SUPPLIED TEXT:
----

As well as riffing off text prompts, DALL-E 2 can also spin out variations of existing images. Ramesh plugs in a photo he took of some street art outside his apartment. The AI immediately starts generating alternate versions of the scene with different art on the wall. Each of these new images can be used to kick off their own sequence of variations. “This feedback loop could be really useful for designers and artists,” says Ramesh.
DALL-E 2 looks much more like a polished product than the previous version. That wasn’t the aim, says Ramesh. But OpenAI does plan to release DALL-E 2 to the public after an initial rollout to a small group of trusted users, much like it did with GPT-3.
GPT-3 can produce toxic text. But OpenAI says it has used the feedback it got from users of GPT-3 to train a safer version, called InstructGPT. The company hopes to follow a similar path with DALL-E 2, which will also be shaped by user feedback. OpenAI will encourage initial users to break the AI, tricking it into generating offensive or harmful images. As it works through these problems, OpenAI will begin to make DALL-E 2 available to a wider group of people.

----

THE DATA:
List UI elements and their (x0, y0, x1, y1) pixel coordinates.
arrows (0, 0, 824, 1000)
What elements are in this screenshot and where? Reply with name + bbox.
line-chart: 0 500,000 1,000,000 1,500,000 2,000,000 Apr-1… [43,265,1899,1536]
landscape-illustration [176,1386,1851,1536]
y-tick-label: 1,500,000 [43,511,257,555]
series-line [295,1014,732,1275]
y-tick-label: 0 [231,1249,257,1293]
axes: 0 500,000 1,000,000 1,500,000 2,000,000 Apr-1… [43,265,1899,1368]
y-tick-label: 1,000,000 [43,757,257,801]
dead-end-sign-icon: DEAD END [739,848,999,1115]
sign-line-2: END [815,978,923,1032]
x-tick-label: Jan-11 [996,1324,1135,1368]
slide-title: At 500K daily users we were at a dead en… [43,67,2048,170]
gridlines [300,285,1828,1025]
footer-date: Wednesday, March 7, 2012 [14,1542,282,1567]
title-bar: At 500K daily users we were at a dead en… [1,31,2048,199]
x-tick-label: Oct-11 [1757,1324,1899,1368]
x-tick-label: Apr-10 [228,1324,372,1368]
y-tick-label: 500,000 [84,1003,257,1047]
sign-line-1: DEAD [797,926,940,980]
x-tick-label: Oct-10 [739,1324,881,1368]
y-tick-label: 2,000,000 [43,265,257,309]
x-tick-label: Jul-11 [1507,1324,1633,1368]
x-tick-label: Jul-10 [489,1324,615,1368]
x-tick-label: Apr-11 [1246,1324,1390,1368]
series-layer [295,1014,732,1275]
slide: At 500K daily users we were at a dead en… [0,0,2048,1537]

----

PROBLEMS TO WORK ON:
**A)** Please copy everything in the DALL-E 2 text from "DALL-E 2 looks" down to "did with GPT-3.".
**B)** According to the DALL-E 2 text, what is the safer version that OpenAI trained using feedback from GPT-3 users called?

RESPONSES PER TASK:
**A)**
DALL-E 2 looks much more like a polished product than the previous version. That wasn’t the aim, says Ramesh. But OpenAI does plan to release DALL-E 2 to the public after an initial rollout to a small group of trusted users, much like it did with GPT-3.

**B)** InstructGPT